Saved data entries
-- Start --

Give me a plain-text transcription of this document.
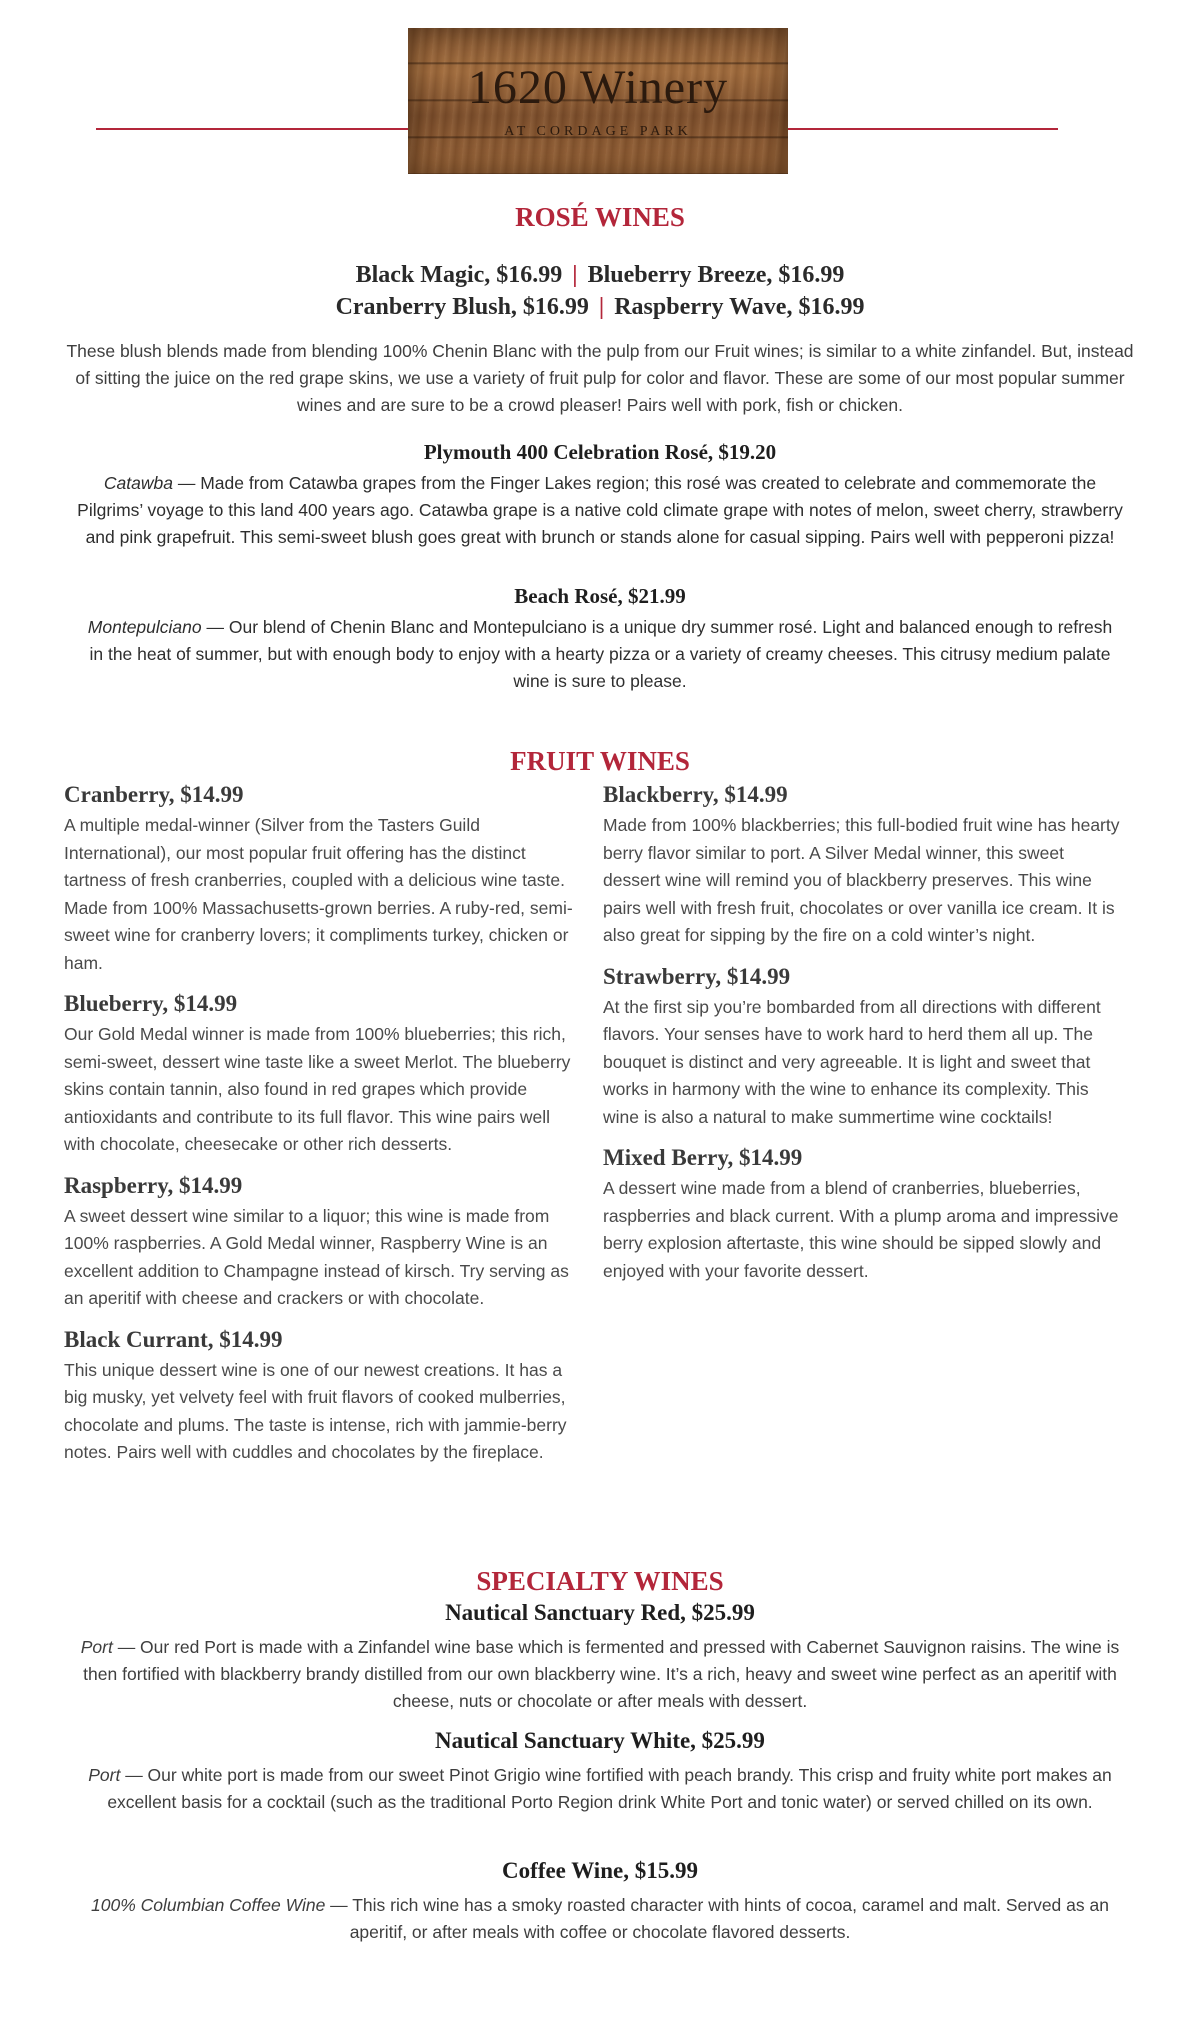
1620 Winery
AT CORDAGE PARK
ROSÉ WINES
Black Magic, $16.99 | Blueberry Breeze, $16.99
Cranberry Blush, $16.99 | Raspberry Wave, $16.99
These blush blends made from blending 100% Chenin Blanc with the pulp from our Fruit wines; is similar to a white zinfandel. But, instead of sitting the juice on the red grape skins, we use a variety of fruit pulp for color and flavor. These are some of our most popular summer wines and are sure to be a crowd pleaser! Pairs well with pork, fish or chicken.
Plymouth 400 Celebration Rosé, $19.20
Catawba — Made from Catawba grapes from the Finger Lakes region; this rosé was created to celebrate and commemorate the Pilgrims’ voyage to this land 400 years ago. Catawba grape is a native cold climate grape with notes of melon, sweet cherry, strawberry and pink grapefruit. This semi-sweet blush goes great with brunch or stands alone for casual sipping. Pairs well with pepperoni pizza!
Beach Rosé, $21.99
Montepulciano — Our blend of Chenin Blanc and Montepulciano is a unique dry summer rosé. Light and balanced enough to refresh in the heat of summer, but with enough body to enjoy with a hearty pizza or a variety of creamy cheeses. This citrusy medium palate wine is sure to please.
FRUIT WINES
Cranberry, $14.99

A multiple medal-winner (Silver from the Tasters Guild International), our most popular fruit offering has the distinct tartness of fresh cranberries, coupled with a delicious wine taste. Made from 100% Massachusetts-grown berries. A ruby-red, semi-sweet wine for cranberry lovers; it compliments turkey, chicken or ham.

Blueberry, $14.99

Our Gold Medal winner is made from 100% blueberries; this rich, semi-sweet, dessert wine taste like a sweet Merlot. The blueberry skins contain tannin, also found in red grapes which provide antioxidants and contribute to its full flavor. This wine pairs well with chocolate, cheesecake or other rich desserts.

Raspberry, $14.99

A sweet dessert wine similar to a liquor; this wine is made from 100% raspberries. A Gold Medal winner, Raspberry Wine is an excellent addition to Champagne instead of kirsch. Try serving as an aperitif with cheese and crackers or with chocolate.

Black Currant, $14.99

This unique dessert wine is one of our newest creations. It has a big musky, yet velvety feel with fruit flavors of cooked mulberries, chocolate and plums. The taste is intense, rich with jammie-berry notes. Pairs well with cuddles and chocolates by the fireplace.

Blackberry, $14.99

Made from 100% blackberries; this full-bodied fruit wine has hearty berry flavor similar to port. A Silver Medal winner, this sweet dessert wine will remind you of blackberry preserves. This wine pairs well with fresh fruit, chocolates or over vanilla ice cream. It is also great for sipping by the fire on a cold winter’s night.

Strawberry, $14.99

At the first sip you’re bombarded from all directions with different flavors. Your senses have to work hard to herd them all up. The bouquet is distinct and very agreeable. It is light and sweet that works in harmony with the wine to enhance its complexity. This wine is also a natural to make summertime wine cocktails!

Mixed Berry, $14.99

A dessert wine made from a blend of cranberries, blueberries, raspberries and black current. With a plump aroma and impressive berry explosion aftertaste, this wine should be sipped slowly and enjoyed with your favorite dessert.

SPECIALTY WINES
Nautical Sanctuary Red, $25.99
Port — Our red Port is made with a Zinfandel wine base which is fermented and pressed with Cabernet Sauvignon raisins. The wine is then fortified with blackberry brandy distilled from our own blackberry wine. It’s a rich, heavy and sweet wine perfect as an aperitif with cheese, nuts or chocolate or after meals with dessert.
Nautical Sanctuary White, $25.99
Port — Our white port is made from our sweet Pinot Grigio wine fortified with peach brandy. This crisp and fruity white port makes an excellent basis for a cocktail (such as the traditional Porto Region drink White Port and tonic water) or served chilled on its own.
Coffee Wine, $15.99
100% Columbian Coffee Wine — This rich wine has a smoky roasted character with hints of cocoa, caramel and malt. Served as an aperitif, or after meals with coffee or chocolate flavored desserts.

-- End --

> _INSTRUCTIONS FOR THE TASK_: Which lines hold the word "Sanctuary"? Copy every one of them.

> _TASK RESULT_:
Nautical Sanctuary Red, $25.99
Nautical Sanctuary White, $25.99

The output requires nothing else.